Data records:
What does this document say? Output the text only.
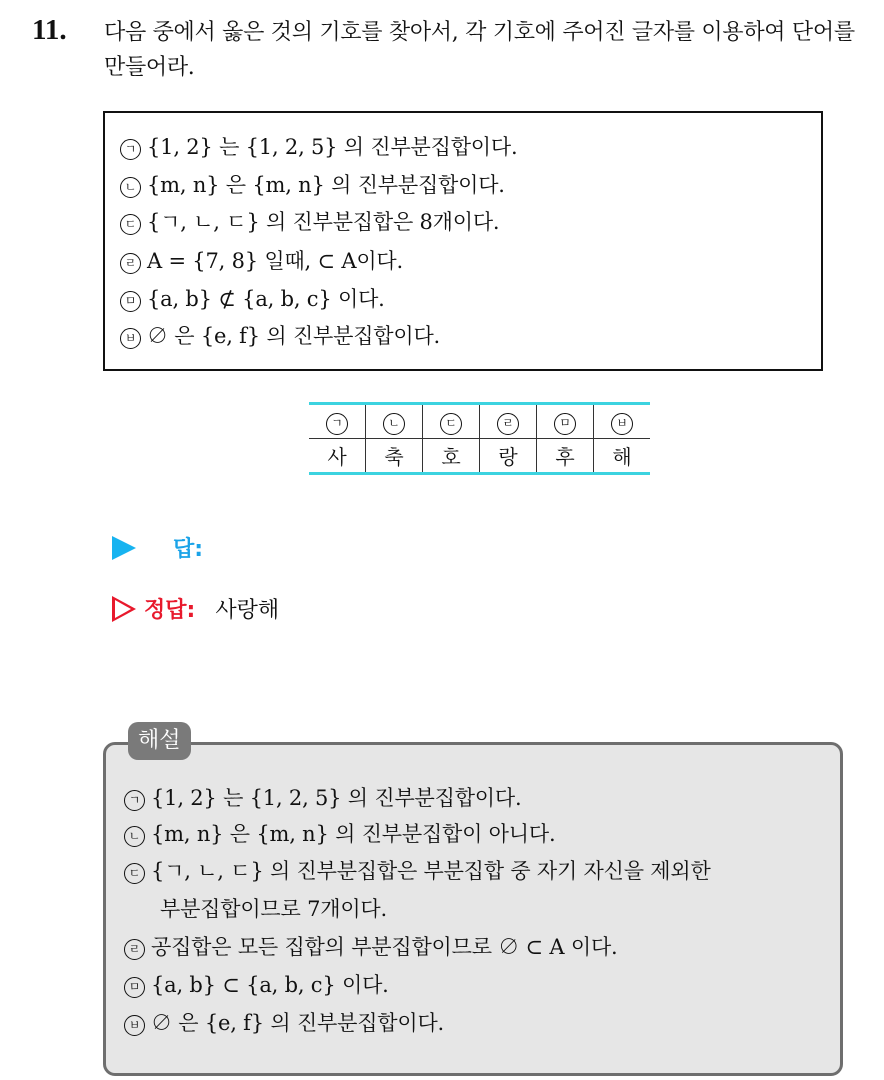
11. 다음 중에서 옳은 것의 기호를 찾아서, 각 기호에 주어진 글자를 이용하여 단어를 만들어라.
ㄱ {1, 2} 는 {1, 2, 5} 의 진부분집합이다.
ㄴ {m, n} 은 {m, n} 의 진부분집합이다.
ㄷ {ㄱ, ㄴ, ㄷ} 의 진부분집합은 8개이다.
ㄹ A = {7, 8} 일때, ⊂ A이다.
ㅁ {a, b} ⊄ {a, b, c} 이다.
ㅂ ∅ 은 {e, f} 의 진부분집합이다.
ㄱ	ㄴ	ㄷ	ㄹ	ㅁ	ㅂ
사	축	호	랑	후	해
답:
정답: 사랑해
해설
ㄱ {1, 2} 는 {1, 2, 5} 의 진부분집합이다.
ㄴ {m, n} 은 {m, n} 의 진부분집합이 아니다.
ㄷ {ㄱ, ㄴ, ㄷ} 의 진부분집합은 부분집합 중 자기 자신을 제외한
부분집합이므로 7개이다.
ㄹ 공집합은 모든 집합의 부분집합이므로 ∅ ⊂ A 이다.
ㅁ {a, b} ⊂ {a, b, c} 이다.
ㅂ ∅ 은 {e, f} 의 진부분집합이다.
...
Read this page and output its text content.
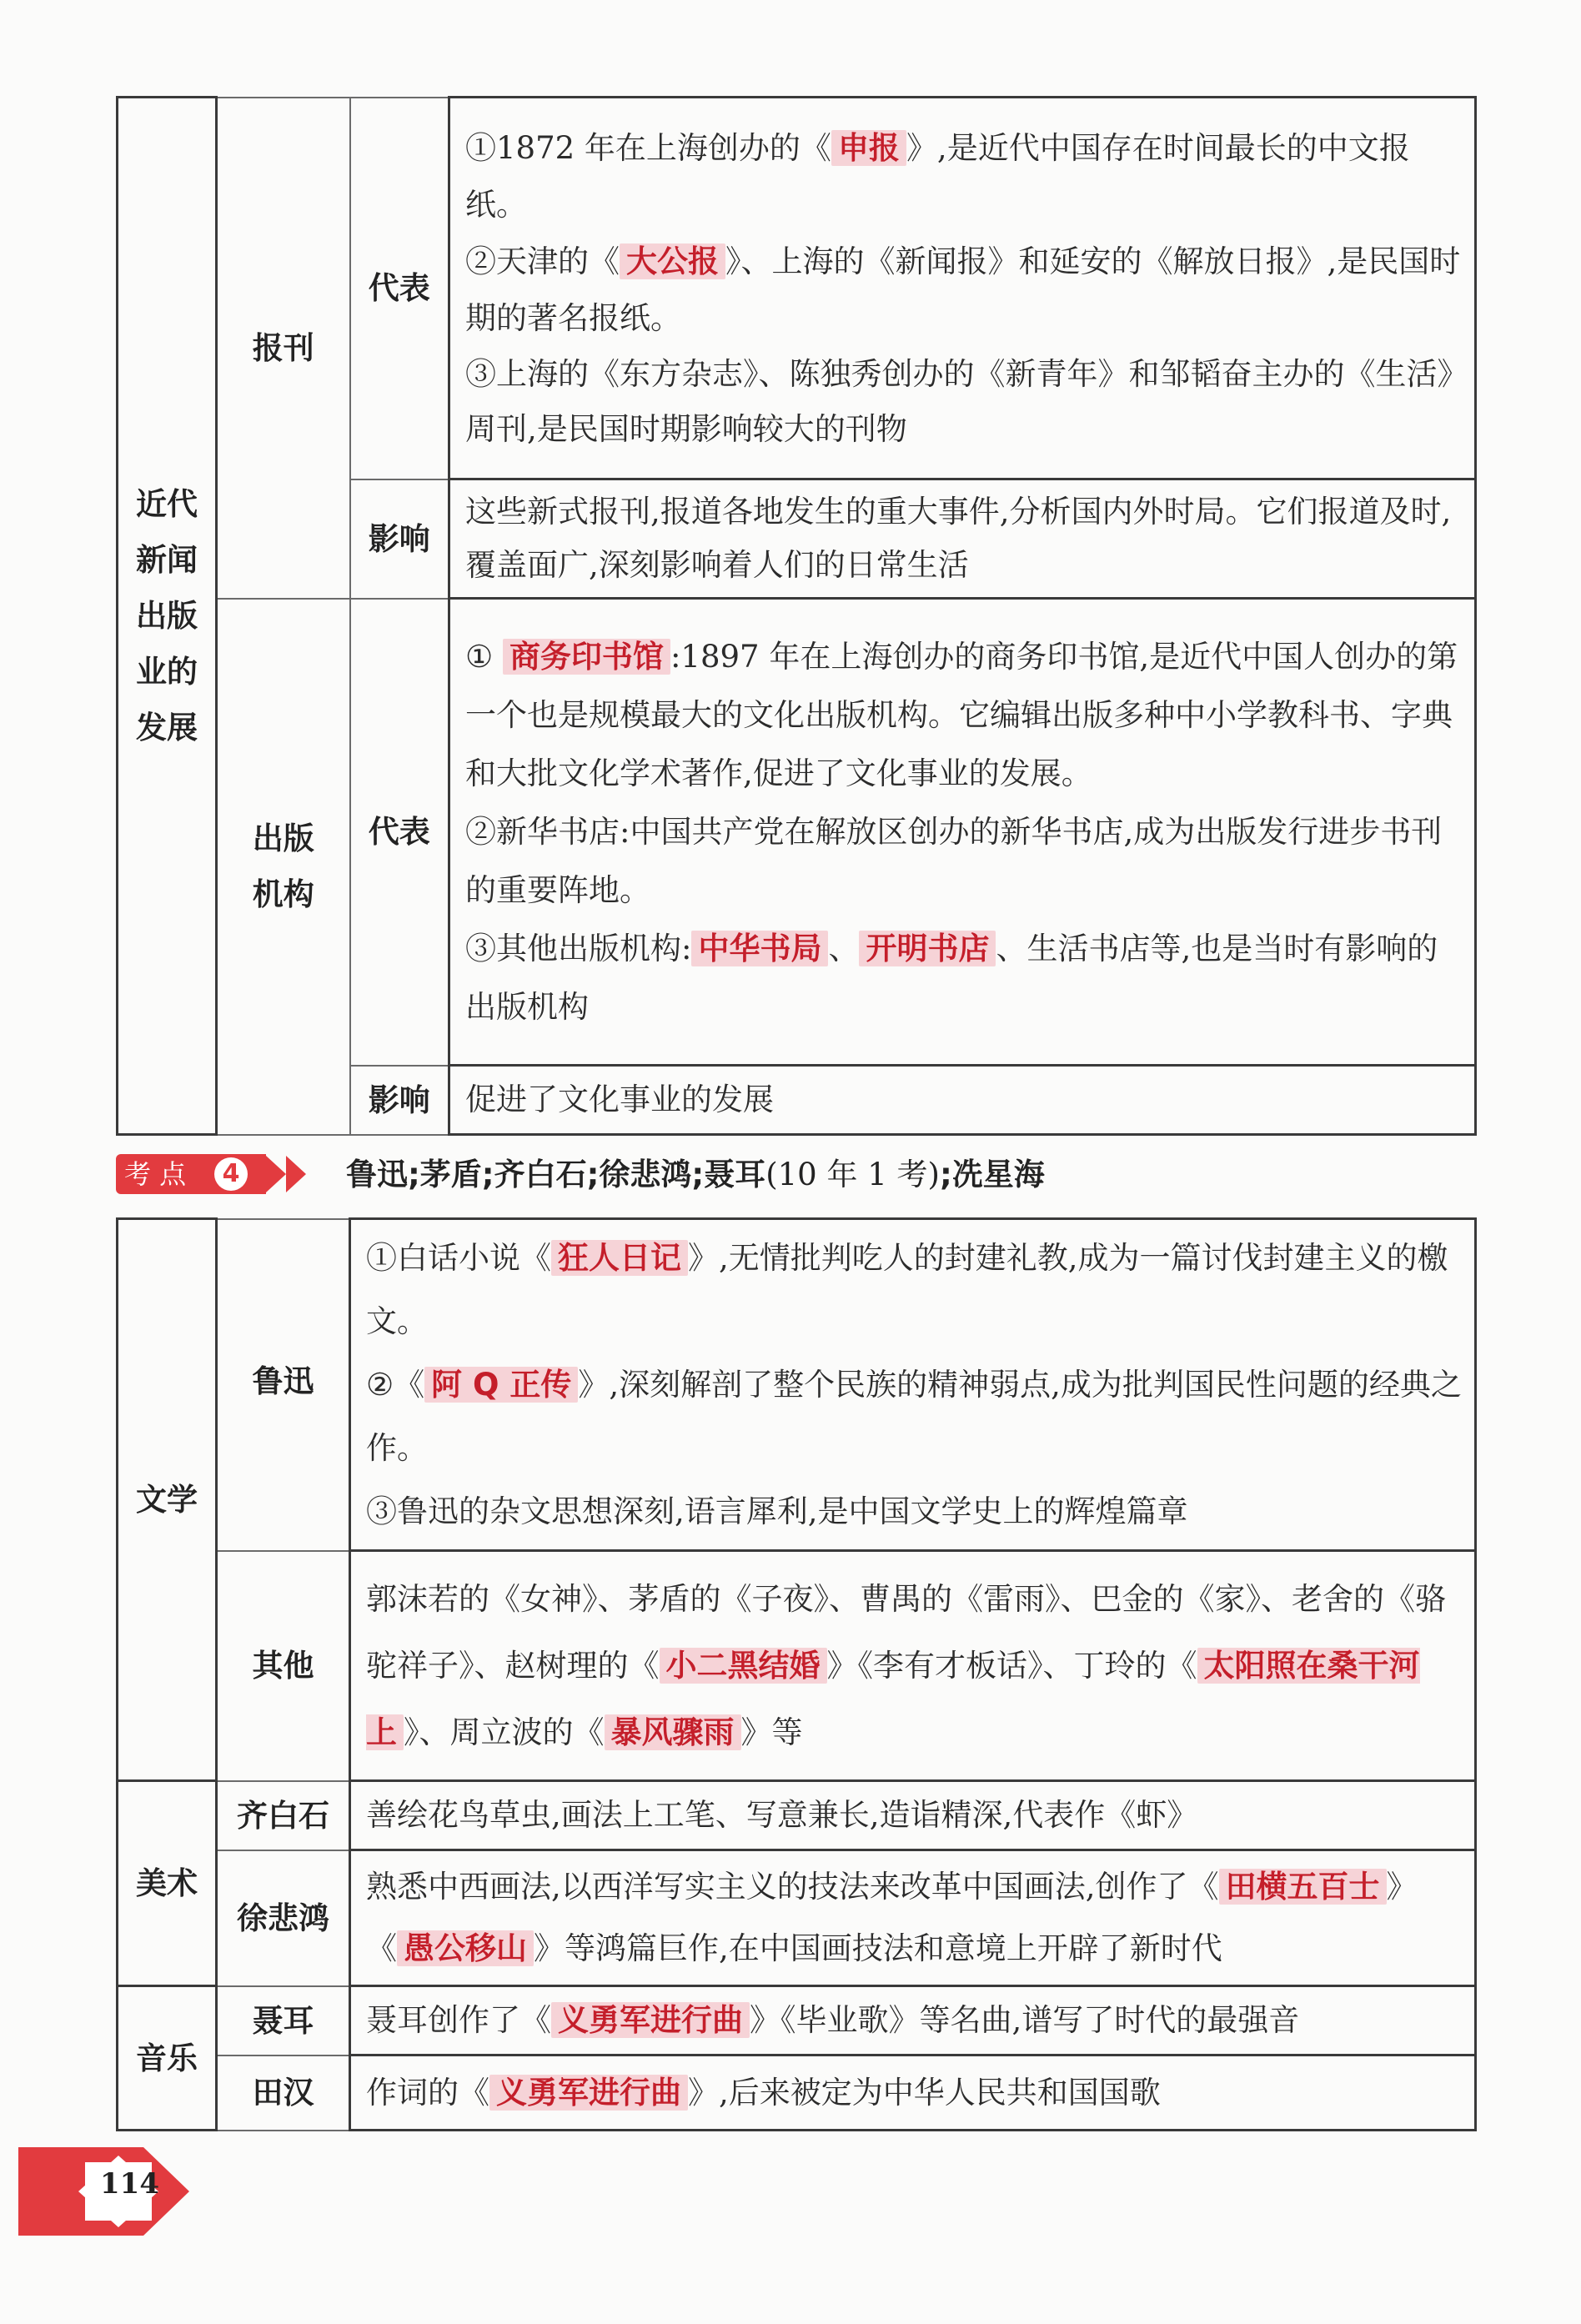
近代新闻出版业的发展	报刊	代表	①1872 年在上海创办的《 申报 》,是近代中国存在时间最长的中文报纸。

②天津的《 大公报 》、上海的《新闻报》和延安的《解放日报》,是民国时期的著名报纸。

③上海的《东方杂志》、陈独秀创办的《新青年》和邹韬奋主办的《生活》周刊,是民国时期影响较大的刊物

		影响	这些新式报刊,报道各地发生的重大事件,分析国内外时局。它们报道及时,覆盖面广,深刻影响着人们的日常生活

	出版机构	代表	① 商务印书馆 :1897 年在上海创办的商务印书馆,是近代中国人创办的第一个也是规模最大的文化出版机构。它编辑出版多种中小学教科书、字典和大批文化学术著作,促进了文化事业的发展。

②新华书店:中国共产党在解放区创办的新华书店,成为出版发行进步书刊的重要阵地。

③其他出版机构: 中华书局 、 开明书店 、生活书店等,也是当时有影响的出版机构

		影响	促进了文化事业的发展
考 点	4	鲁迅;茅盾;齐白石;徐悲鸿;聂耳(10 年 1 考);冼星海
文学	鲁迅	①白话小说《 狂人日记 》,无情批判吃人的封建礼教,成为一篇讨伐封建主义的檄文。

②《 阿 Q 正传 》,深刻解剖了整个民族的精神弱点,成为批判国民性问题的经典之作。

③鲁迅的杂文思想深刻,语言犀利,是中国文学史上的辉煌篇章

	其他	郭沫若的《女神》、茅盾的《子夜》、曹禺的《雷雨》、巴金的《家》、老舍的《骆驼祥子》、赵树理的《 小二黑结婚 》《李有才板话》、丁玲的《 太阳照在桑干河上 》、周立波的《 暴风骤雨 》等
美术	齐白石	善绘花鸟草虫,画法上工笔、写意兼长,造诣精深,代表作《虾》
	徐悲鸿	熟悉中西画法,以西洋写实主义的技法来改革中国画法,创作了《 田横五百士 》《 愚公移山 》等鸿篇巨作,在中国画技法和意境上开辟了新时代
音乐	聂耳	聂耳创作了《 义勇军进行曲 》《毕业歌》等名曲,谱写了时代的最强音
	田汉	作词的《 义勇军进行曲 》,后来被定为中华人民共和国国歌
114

Given problem » Find how many lines in the listing hold "부분집합이므로", and reply with that number only.

Solved problem » 2